**What the task requires:** Pick out all lines with the word "Pyarelal" from the records that follow.

Stored records
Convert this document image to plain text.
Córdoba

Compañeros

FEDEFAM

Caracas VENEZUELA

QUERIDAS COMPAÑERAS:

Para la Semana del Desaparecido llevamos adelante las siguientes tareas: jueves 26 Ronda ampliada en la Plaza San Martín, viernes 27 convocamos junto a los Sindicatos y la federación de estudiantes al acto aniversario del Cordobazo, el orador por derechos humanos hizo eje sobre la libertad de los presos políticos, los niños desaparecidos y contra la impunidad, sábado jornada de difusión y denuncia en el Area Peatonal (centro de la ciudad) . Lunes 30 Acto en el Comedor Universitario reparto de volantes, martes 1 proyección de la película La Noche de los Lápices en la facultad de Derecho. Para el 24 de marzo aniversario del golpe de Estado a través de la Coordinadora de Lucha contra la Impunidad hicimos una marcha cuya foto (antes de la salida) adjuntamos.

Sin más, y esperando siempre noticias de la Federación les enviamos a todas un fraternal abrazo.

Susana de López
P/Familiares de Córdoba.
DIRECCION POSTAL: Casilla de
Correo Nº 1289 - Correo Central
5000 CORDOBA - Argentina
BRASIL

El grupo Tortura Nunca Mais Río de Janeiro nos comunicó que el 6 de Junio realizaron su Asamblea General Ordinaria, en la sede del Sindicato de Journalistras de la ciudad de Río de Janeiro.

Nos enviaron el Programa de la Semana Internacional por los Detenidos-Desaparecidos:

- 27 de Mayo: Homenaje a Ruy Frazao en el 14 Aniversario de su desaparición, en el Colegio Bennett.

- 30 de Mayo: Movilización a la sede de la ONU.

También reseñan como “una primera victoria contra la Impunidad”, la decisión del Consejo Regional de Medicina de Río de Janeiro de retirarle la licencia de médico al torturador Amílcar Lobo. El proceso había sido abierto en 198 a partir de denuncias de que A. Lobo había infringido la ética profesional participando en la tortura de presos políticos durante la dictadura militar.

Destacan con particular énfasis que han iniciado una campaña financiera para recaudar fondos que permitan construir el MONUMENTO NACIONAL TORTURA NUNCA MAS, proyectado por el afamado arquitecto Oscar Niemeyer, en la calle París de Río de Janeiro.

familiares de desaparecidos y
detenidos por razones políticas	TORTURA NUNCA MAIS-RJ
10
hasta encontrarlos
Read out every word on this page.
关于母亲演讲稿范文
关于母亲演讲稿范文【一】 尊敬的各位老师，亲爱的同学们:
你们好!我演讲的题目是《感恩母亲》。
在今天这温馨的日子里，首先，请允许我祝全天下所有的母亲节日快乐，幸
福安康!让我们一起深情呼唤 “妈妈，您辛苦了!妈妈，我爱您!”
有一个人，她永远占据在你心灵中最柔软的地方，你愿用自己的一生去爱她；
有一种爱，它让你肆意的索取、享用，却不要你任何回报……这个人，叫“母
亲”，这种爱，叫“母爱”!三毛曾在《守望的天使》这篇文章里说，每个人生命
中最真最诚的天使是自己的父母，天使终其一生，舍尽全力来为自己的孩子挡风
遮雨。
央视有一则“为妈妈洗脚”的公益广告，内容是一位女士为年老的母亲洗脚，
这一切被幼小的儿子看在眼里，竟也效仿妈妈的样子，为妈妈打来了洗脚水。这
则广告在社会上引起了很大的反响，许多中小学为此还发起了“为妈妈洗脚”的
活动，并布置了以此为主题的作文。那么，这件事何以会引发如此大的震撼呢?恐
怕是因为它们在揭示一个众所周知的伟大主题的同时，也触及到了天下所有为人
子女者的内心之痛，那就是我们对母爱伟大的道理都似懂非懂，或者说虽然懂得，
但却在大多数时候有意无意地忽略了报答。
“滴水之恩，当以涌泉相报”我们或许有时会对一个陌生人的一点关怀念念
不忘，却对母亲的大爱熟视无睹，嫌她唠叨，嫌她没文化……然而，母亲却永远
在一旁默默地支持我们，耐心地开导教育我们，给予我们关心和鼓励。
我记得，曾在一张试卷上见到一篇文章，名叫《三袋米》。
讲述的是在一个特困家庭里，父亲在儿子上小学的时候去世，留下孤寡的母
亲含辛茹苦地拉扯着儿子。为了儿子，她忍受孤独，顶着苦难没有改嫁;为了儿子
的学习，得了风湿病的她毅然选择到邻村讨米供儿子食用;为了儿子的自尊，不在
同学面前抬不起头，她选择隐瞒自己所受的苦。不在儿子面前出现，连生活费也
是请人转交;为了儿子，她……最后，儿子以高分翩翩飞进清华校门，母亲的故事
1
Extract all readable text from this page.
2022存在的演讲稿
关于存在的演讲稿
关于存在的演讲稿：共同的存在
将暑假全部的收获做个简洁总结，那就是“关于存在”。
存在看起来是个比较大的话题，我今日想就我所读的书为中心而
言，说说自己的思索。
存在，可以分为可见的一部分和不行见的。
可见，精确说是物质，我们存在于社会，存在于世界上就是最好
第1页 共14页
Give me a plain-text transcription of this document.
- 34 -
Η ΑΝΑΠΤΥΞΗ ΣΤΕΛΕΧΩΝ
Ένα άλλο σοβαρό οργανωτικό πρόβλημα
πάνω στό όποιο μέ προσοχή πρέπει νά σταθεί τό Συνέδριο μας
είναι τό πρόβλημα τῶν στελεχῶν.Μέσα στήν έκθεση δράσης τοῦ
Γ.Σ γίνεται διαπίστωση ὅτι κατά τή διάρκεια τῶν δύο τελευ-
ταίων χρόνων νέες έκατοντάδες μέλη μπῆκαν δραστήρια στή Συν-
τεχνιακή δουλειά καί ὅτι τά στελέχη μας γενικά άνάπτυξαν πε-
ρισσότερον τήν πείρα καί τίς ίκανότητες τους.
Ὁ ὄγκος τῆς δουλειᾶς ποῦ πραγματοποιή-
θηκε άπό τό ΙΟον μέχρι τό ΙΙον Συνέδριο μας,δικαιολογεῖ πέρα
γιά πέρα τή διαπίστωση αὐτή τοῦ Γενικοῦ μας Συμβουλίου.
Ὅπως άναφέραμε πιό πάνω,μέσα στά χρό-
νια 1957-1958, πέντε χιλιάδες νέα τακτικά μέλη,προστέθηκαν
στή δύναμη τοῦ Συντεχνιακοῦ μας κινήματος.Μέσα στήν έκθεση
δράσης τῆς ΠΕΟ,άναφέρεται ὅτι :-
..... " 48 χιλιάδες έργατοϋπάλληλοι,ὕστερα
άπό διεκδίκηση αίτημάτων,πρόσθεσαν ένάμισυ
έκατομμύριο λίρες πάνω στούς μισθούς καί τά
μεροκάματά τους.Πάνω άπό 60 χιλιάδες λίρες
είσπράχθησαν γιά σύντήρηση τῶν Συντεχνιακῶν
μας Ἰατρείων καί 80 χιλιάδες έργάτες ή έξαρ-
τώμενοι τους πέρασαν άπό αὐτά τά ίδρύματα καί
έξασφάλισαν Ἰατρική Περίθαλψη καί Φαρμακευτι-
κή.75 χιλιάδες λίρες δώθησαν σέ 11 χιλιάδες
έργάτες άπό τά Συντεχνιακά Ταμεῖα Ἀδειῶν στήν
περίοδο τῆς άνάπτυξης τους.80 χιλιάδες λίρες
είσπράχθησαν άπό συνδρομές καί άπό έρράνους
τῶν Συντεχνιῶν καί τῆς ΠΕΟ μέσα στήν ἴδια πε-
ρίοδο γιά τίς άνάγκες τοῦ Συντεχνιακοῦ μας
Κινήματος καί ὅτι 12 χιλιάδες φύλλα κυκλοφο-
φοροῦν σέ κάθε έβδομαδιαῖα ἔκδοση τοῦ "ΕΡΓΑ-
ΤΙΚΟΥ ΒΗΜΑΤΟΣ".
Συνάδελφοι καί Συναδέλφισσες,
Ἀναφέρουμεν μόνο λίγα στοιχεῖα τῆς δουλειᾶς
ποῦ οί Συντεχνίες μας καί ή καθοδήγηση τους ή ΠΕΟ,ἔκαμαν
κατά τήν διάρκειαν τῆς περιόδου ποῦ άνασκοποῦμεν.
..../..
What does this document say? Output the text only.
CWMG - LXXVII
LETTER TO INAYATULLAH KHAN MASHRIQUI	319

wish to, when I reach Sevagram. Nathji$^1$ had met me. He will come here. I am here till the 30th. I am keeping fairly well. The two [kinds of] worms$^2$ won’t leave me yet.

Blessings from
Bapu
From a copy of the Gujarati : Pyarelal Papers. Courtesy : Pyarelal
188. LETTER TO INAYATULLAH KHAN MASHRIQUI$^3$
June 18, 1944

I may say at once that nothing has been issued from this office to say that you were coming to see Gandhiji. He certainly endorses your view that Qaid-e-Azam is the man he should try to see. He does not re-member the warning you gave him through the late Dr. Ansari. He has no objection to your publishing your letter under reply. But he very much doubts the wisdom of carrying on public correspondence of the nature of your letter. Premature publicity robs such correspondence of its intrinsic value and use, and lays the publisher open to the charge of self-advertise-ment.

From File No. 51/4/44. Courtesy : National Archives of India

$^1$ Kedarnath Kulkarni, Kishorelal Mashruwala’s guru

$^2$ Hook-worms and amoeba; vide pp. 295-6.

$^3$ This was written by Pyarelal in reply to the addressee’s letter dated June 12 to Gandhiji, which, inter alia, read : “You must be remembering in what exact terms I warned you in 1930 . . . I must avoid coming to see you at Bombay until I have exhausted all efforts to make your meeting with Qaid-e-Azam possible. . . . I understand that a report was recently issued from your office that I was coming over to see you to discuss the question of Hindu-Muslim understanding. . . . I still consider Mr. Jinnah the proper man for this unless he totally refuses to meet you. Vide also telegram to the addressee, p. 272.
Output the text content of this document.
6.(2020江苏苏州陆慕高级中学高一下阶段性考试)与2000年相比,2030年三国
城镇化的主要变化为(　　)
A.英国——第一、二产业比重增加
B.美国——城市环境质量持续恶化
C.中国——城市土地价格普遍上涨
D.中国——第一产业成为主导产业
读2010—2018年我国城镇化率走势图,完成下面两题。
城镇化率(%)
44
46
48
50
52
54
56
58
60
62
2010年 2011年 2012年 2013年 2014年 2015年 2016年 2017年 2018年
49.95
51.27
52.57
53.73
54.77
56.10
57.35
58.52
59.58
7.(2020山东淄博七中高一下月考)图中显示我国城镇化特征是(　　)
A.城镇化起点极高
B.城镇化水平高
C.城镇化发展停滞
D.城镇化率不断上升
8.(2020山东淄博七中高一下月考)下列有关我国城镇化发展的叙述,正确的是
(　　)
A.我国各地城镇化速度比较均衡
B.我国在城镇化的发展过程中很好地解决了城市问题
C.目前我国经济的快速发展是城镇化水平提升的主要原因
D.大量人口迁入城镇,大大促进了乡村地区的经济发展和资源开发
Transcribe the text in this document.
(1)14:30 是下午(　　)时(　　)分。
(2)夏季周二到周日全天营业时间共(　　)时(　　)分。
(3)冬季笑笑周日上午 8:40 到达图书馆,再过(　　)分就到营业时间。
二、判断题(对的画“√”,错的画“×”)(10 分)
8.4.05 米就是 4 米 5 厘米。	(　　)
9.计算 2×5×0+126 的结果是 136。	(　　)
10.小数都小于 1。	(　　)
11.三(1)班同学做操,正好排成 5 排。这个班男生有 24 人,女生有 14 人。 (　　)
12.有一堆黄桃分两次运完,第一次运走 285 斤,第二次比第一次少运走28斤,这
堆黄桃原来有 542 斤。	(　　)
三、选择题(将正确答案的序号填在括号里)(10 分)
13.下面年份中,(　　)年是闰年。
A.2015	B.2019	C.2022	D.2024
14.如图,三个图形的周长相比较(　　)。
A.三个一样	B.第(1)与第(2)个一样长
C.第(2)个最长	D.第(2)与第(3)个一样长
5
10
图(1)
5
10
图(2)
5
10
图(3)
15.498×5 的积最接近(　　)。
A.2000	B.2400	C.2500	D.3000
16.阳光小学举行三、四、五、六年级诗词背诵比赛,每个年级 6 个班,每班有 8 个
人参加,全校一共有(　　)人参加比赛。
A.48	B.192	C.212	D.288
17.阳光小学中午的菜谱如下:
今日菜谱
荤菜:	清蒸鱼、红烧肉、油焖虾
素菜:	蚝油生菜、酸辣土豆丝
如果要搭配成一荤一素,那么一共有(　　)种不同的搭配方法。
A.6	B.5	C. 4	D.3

**Task response:**
From a copy of the Gujarati : Pyarelal Papers. Courtesy : Pyarelal
$^3$ This was written by Pyarelal in reply to the addressee’s letter dated June 12 to Gandhiji, which, inter alia, read : “You must be remembering in what exact terms I warned you in 1930 . . . I must avoid coming to see you at Bombay until I have exhausted all efforts to make your meeting with Qaid-e-Azam possible. . . . I understand that a report was recently issued from your office that I was coming over to see you to discuss the question of Hindu-Muslim understanding. . . . I still consider Mr. Jinnah the proper man for this unless he totally refuses to meet you. Vide also telegram to the addressee, p. 272.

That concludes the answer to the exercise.